Across the records below, count every line that contains the string "stolen", then report the count alone.

Document page transcript entries
^^^^

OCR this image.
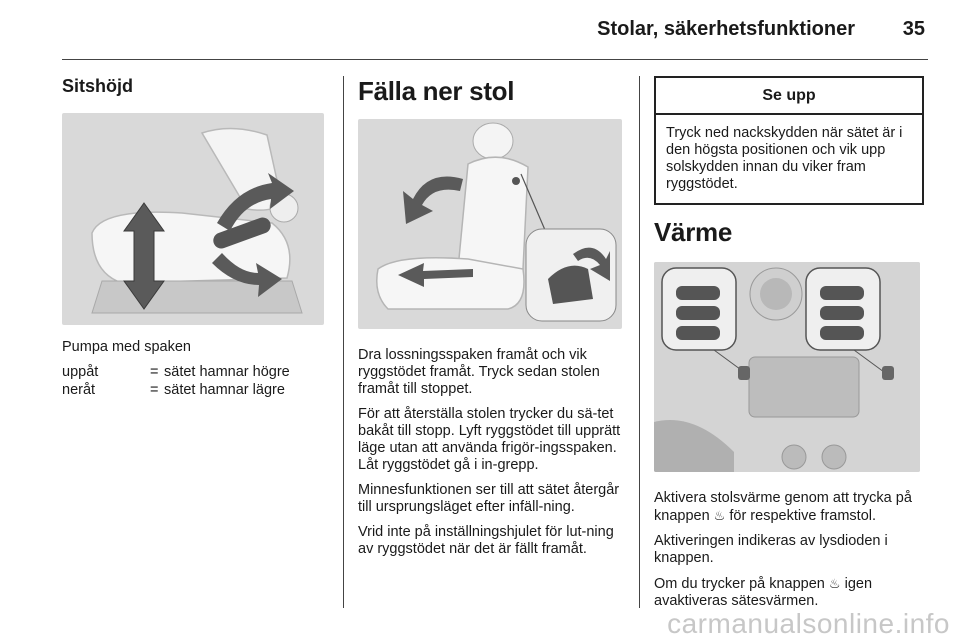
Stolar, säkerhetsfunktioner	35
Sitshöjd

Pumpa med spaken

uppåt	= sätet hamnar högre
neråt	= sätet hamnar lägre
Fälla ner stol

Dra lossningsspaken framåt och vik ryggstödet framåt. Tryck sedan stolen framåt till stoppet.

För att återställa stolen trycker du sä-tet bakåt till stopp. Lyft ryggstödet till upprätt läge utan att använda frigör-ingsspaken. Låt ryggstödet gå i in-grepp.

Minnesfunktionen ser till att sätet återgår till ursprungsläget efter infäll-ning.

Vrid inte på inställningshjulet för lut-ning av ryggstödet när det är fällt framåt.

Se upp
Tryck ned nackskydden när sätet är i den högsta positionen och vik upp solskydden innan du viker fram ryggstödet.
Värme

Aktivera stolsvärme genom att trycka på knappen ♨ för respektive framstol.

Aktiveringen indikeras av lysdioden i knappen.

Om du trycker på knappen ♨ igen avaktiveras sätesvärmen.

carmanualsonline.info
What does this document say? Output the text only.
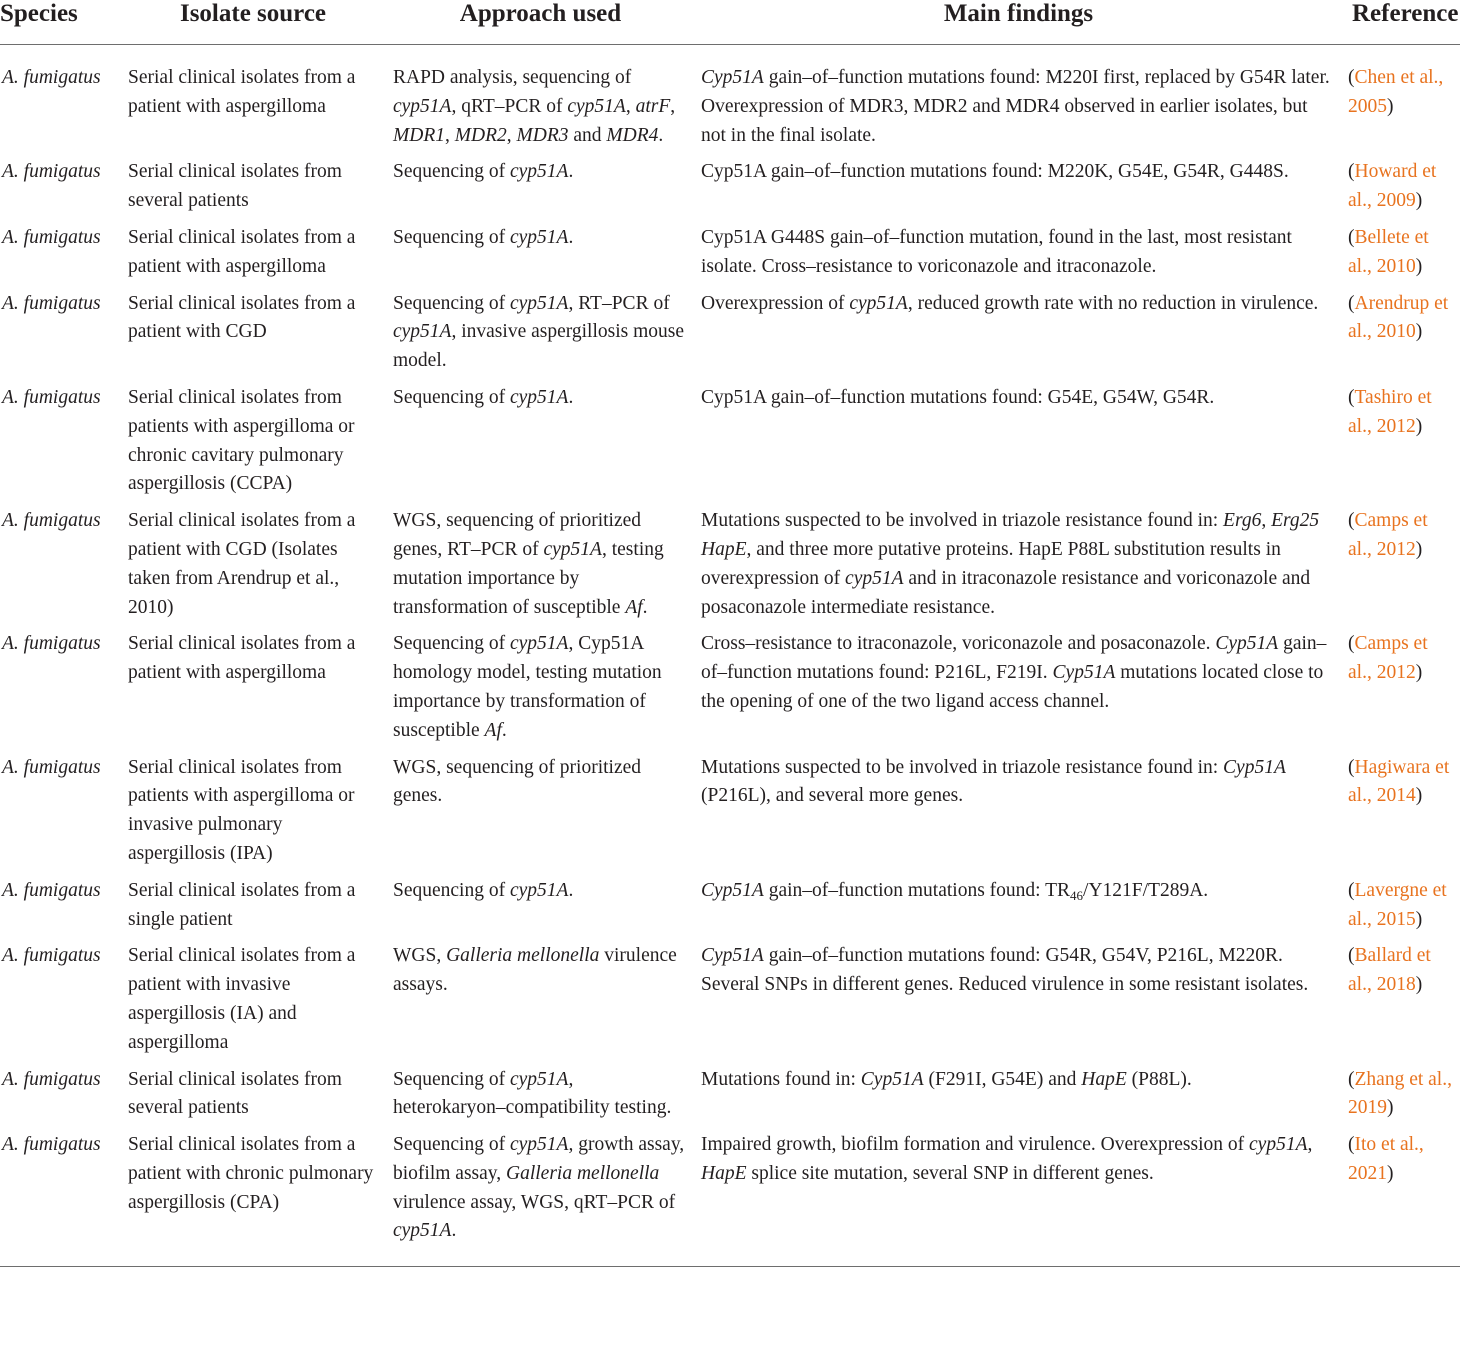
Species	Isolate source	Approach used	Main findings	Reference
A. fumigatus	Serial clinical isolates from a patient with aspergilloma	RAPD analysis, sequencing of cyp51A, qRT–PCR of cyp51A, atrF, MDR1, MDR2, MDR3 and MDR4.	Cyp51A gain–of–function mutations found: M220I first, replaced by G54R later. Overexpression of MDR3, MDR2 and MDR4 observed in earlier isolates, but not in the final isolate.	(Chen et al., 2005)
A. fumigatus	Serial clinical isolates from several patients	Sequencing of cyp51A.	Cyp51A gain–of–function mutations found: M220K, G54E, G54R, G448S.	(Howard et al., 2009)
A. fumigatus	Serial clinical isolates from a patient with aspergilloma	Sequencing of cyp51A.	Cyp51A G448S gain–of–function mutation, found in the last, most resistant isolate. Cross–resistance to voriconazole and itraconazole.	(Bellete et al., 2010)
A. fumigatus	Serial clinical isolates from a patient with CGD	Sequencing of cyp51A, RT–PCR of cyp51A, invasive aspergillosis mouse model.	Overexpression of cyp51A, reduced growth rate with no reduction in virulence.	(Arendrup et al., 2010)
A. fumigatus	Serial clinical isolates from patients with aspergilloma or chronic cavitary pulmonary aspergillosis (CCPA)	Sequencing of cyp51A.	Cyp51A gain–of–function mutations found: G54E, G54W, G54R.	(Tashiro et al., 2012)
A. fumigatus	Serial clinical isolates from a patient with CGD (Isolates taken from Arendrup et al., 2010)	WGS, sequencing of prioritized genes, RT–PCR of cyp51A, testing mutation importance by transformation of susceptible Af.	Mutations suspected to be involved in triazole resistance found in: Erg6, Erg25 HapE, and three more putative proteins. HapE P88L substitution results in overexpression of cyp51A and in itraconazole resistance and voriconazole and posaconazole intermediate resistance.	(Camps et al., 2012)
A. fumigatus	Serial clinical isolates from a patient with aspergilloma	Sequencing of cyp51A, Cyp51A homology model, testing mutation importance by transformation of susceptible Af.	Cross–resistance to itraconazole, voriconazole and posaconazole. Cyp51A gain–of–function mutations found: P216L, F219I. Cyp51A mutations located close to the opening of one of the two ligand access channel.	(Camps et al., 2012)
A. fumigatus	Serial clinical isolates from patients with aspergilloma or invasive pulmonary aspergillosis (IPA)	WGS, sequencing of prioritized genes.	Mutations suspected to be involved in triazole resistance found in: Cyp51A (P216L), and several more genes.	(Hagiwara et al., 2014)
A. fumigatus	Serial clinical isolates from a single patient	Sequencing of cyp51A.	Cyp51A gain–of–function mutations found: $TR_{46}/Y121F/T289A$.	(Lavergne et al., 2015)
A. fumigatus	Serial clinical isolates from a patient with invasive aspergillosis (IA) and aspergilloma	WGS, Galleria mellonella virulence assays.	Cyp51A gain–of–function mutations found: G54R, G54V, P216L, M220R. Several SNPs in different genes. Reduced virulence in some resistant isolates.	(Ballard et al., 2018)
A. fumigatus	Serial clinical isolates from several patients	Sequencing of cyp51A, heterokaryon–compatibility testing.	Mutations found in: Cyp51A (F291I, G54E) and HapE (P88L).	(Zhang et al., 2019)
A. fumigatus	Serial clinical isolates from a patient with chronic pulmonary aspergillosis (CPA)	Sequencing of cyp51A, growth assay, biofilm assay, Galleria mellonella virulence assay, WGS, qRT–PCR of cyp51A.	Impaired growth, biofilm formation and virulence. Overexpression of cyp51A, HapE splice site mutation, several SNP in different genes.	(Ito et al., 2021)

^^^^

◆ Exercise response:
2